● WHAT IS EXPECTED:
Reproduce every line of the listing below verbatim, from the first line to the last.

● DATA PROVIDED:
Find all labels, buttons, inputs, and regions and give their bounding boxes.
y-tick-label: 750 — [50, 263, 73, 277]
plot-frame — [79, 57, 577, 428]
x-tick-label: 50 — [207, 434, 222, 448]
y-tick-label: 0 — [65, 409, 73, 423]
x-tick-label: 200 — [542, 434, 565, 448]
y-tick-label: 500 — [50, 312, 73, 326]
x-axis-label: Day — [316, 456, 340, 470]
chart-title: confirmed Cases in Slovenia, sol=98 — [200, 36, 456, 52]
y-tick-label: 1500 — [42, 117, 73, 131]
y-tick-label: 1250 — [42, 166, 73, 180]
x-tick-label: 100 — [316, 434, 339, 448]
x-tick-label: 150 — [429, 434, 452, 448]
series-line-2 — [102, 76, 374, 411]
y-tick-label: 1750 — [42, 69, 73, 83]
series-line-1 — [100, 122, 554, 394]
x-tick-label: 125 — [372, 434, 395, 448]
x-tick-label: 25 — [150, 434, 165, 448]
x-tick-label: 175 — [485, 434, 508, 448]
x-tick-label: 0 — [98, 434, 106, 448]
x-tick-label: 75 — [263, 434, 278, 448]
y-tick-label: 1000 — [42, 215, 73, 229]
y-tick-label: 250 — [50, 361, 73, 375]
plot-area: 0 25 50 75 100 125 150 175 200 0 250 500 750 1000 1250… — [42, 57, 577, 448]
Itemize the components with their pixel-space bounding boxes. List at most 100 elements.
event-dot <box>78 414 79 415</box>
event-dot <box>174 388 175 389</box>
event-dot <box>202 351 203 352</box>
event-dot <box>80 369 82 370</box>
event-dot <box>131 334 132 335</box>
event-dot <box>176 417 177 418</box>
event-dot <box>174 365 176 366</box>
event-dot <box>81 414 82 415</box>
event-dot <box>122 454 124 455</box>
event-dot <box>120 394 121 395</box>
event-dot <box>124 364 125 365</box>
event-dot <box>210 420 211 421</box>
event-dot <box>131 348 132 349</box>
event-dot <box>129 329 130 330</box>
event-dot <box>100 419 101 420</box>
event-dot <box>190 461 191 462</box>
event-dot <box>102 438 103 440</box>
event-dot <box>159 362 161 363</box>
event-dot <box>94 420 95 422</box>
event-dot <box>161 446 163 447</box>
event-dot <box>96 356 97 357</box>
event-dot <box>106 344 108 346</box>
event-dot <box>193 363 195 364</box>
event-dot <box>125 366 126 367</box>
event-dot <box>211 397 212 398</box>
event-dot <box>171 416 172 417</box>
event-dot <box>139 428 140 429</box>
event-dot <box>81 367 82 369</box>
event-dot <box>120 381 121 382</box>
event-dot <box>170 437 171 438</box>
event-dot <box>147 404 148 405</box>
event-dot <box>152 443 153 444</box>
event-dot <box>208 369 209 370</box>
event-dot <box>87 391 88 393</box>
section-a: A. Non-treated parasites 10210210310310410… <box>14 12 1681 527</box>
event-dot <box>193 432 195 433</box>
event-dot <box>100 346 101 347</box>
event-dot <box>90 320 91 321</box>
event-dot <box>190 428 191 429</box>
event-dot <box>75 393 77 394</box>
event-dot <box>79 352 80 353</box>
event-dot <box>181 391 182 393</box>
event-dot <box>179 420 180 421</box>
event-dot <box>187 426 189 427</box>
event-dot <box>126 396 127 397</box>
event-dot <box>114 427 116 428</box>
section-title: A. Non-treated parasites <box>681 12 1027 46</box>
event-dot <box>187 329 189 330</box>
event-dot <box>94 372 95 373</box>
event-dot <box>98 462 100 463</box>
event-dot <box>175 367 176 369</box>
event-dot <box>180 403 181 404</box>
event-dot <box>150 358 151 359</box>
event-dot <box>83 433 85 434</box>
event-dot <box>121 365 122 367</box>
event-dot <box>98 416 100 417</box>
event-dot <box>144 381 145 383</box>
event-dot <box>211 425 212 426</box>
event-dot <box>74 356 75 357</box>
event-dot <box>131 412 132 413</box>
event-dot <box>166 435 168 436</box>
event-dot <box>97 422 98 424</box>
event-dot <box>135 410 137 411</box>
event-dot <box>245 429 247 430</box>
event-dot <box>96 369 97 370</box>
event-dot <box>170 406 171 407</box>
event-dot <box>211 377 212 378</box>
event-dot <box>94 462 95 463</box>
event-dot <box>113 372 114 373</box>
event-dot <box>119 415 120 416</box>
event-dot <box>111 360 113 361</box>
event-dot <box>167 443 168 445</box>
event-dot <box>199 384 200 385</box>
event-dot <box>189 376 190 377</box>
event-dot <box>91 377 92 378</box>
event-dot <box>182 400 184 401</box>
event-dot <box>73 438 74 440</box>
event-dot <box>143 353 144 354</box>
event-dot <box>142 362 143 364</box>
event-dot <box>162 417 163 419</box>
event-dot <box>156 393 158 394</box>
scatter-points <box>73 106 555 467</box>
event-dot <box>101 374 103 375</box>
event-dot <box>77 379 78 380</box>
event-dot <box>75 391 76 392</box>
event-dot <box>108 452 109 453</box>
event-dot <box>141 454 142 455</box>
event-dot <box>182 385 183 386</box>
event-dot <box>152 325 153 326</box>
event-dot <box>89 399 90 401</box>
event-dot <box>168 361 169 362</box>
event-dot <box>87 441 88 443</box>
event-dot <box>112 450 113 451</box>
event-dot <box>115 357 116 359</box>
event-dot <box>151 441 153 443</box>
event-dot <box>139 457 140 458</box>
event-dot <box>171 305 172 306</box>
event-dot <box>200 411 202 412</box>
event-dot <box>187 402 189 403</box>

● TASK RESULT:
Find all labels, buttons, inputs, and regions and give their bounding boxes.
y-tick-label: 750 — [50, 263, 73, 277]
plot-frame — [79, 57, 577, 428]
x-tick-label: 50 — [207, 434, 222, 448]
y-tick-label: 0 — [65, 409, 73, 423]
x-tick-label: 200 — [542, 434, 565, 448]
y-tick-label: 500 — [50, 312, 73, 326]
x-axis-label: Day — [316, 456, 340, 470]
chart-title: confirmed Cases in Slovenia, sol=98 — [200, 36, 456, 52]
y-tick-label: 1500 — [42, 117, 73, 131]
y-tick-label: 1250 — [42, 166, 73, 180]
x-tick-label: 100 — [316, 434, 339, 448]
x-tick-label: 150 — [429, 434, 452, 448]
series-line-2 — [102, 76, 374, 411]
y-tick-label: 1750 — [42, 69, 73, 83]
series-line-1 — [100, 122, 554, 394]
x-tick-label: 125 — [372, 434, 395, 448]
x-tick-label: 25 — [150, 434, 165, 448]
x-tick-label: 175 — [485, 434, 508, 448]
x-tick-label: 0 — [98, 434, 106, 448]
x-tick-label: 75 — [263, 434, 278, 448]
y-tick-label: 1000 — [42, 215, 73, 229]
y-tick-label: 250 — [50, 361, 73, 375]
plot-area: 0 25 50 75 100 125 150 175 200 0 250 500 750 1000 1250… — [42, 57, 577, 448]
Itemize the components with their pixel-space bounding boxes. List at most 100 elements.
event-dot <box>78 414 79 415</box>
event-dot <box>174 388 175 389</box>
event-dot <box>202 351 203 352</box>
event-dot <box>80 369 82 370</box>
event-dot <box>131 334 132 335</box>
event-dot <box>176 417 177 418</box>
event-dot <box>174 365 176 366</box>
event-dot <box>81 414 82 415</box>
event-dot <box>122 454 124 455</box>
event-dot <box>120 394 121 395</box>
event-dot <box>124 364 125 365</box>
event-dot <box>210 420 211 421</box>
event-dot <box>131 348 132 349</box>
event-dot <box>129 329 130 330</box>
event-dot <box>100 419 101 420</box>
event-dot <box>190 461 191 462</box>
event-dot <box>102 438 103 440</box>
event-dot <box>159 362 161 363</box>
event-dot <box>94 420 95 422</box>
event-dot <box>161 446 163 447</box>
event-dot <box>96 356 97 357</box>
event-dot <box>106 344 108 346</box>
event-dot <box>193 363 195 364</box>
event-dot <box>125 366 126 367</box>
event-dot <box>211 397 212 398</box>
event-dot <box>171 416 172 417</box>
event-dot <box>139 428 140 429</box>
event-dot <box>81 367 82 369</box>
event-dot <box>120 381 121 382</box>
event-dot <box>170 437 171 438</box>
event-dot <box>147 404 148 405</box>
event-dot <box>152 443 153 444</box>
event-dot <box>208 369 209 370</box>
event-dot <box>87 391 88 393</box>
section-a: A. Non-treated parasites 10210210310310410… <box>14 12 1681 527</box>
event-dot <box>193 432 195 433</box>
event-dot <box>100 346 101 347</box>
event-dot <box>90 320 91 321</box>
event-dot <box>190 428 191 429</box>
event-dot <box>75 393 77 394</box>
event-dot <box>79 352 80 353</box>
event-dot <box>181 391 182 393</box>
event-dot <box>179 420 180 421</box>
event-dot <box>187 426 189 427</box>
event-dot <box>126 396 127 397</box>
event-dot <box>114 427 116 428</box>
section-title: A. Non-treated parasites <box>681 12 1027 46</box>
event-dot <box>187 329 189 330</box>
event-dot <box>94 372 95 373</box>
event-dot <box>98 462 100 463</box>
event-dot <box>175 367 176 369</box>
event-dot <box>180 403 181 404</box>
event-dot <box>150 358 151 359</box>
event-dot <box>83 433 85 434</box>
event-dot <box>121 365 122 367</box>
event-dot <box>98 416 100 417</box>
event-dot <box>144 381 145 383</box>
event-dot <box>211 425 212 426</box>
event-dot <box>74 356 75 357</box>
event-dot <box>131 412 132 413</box>
event-dot <box>166 435 168 436</box>
event-dot <box>97 422 98 424</box>
event-dot <box>135 410 137 411</box>
event-dot <box>245 429 247 430</box>
event-dot <box>96 369 97 370</box>
event-dot <box>170 406 171 407</box>
event-dot <box>211 377 212 378</box>
event-dot <box>94 462 95 463</box>
event-dot <box>113 372 114 373</box>
event-dot <box>119 415 120 416</box>
event-dot <box>111 360 113 361</box>
event-dot <box>167 443 168 445</box>
event-dot <box>199 384 200 385</box>
event-dot <box>189 376 190 377</box>
event-dot <box>91 377 92 378</box>
event-dot <box>182 400 184 401</box>
event-dot <box>73 438 74 440</box>
event-dot <box>143 353 144 354</box>
event-dot <box>142 362 143 364</box>
event-dot <box>162 417 163 419</box>
event-dot <box>156 393 158 394</box>
scatter-points <box>73 106 555 467</box>
event-dot <box>101 374 103 375</box>
event-dot <box>77 379 78 380</box>
event-dot <box>75 391 76 392</box>
event-dot <box>108 452 109 453</box>
event-dot <box>141 454 142 455</box>
event-dot <box>182 385 183 386</box>
event-dot <box>152 325 153 326</box>
event-dot <box>89 399 90 401</box>
event-dot <box>168 361 169 362</box>
event-dot <box>87 441 88 443</box>
event-dot <box>112 450 113 451</box>
event-dot <box>115 357 116 359</box>
event-dot <box>151 441 153 443</box>
event-dot <box>139 457 140 458</box>
event-dot <box>171 305 172 306</box>
event-dot <box>200 411 202 412</box>
event-dot <box>187 402 189 403</box>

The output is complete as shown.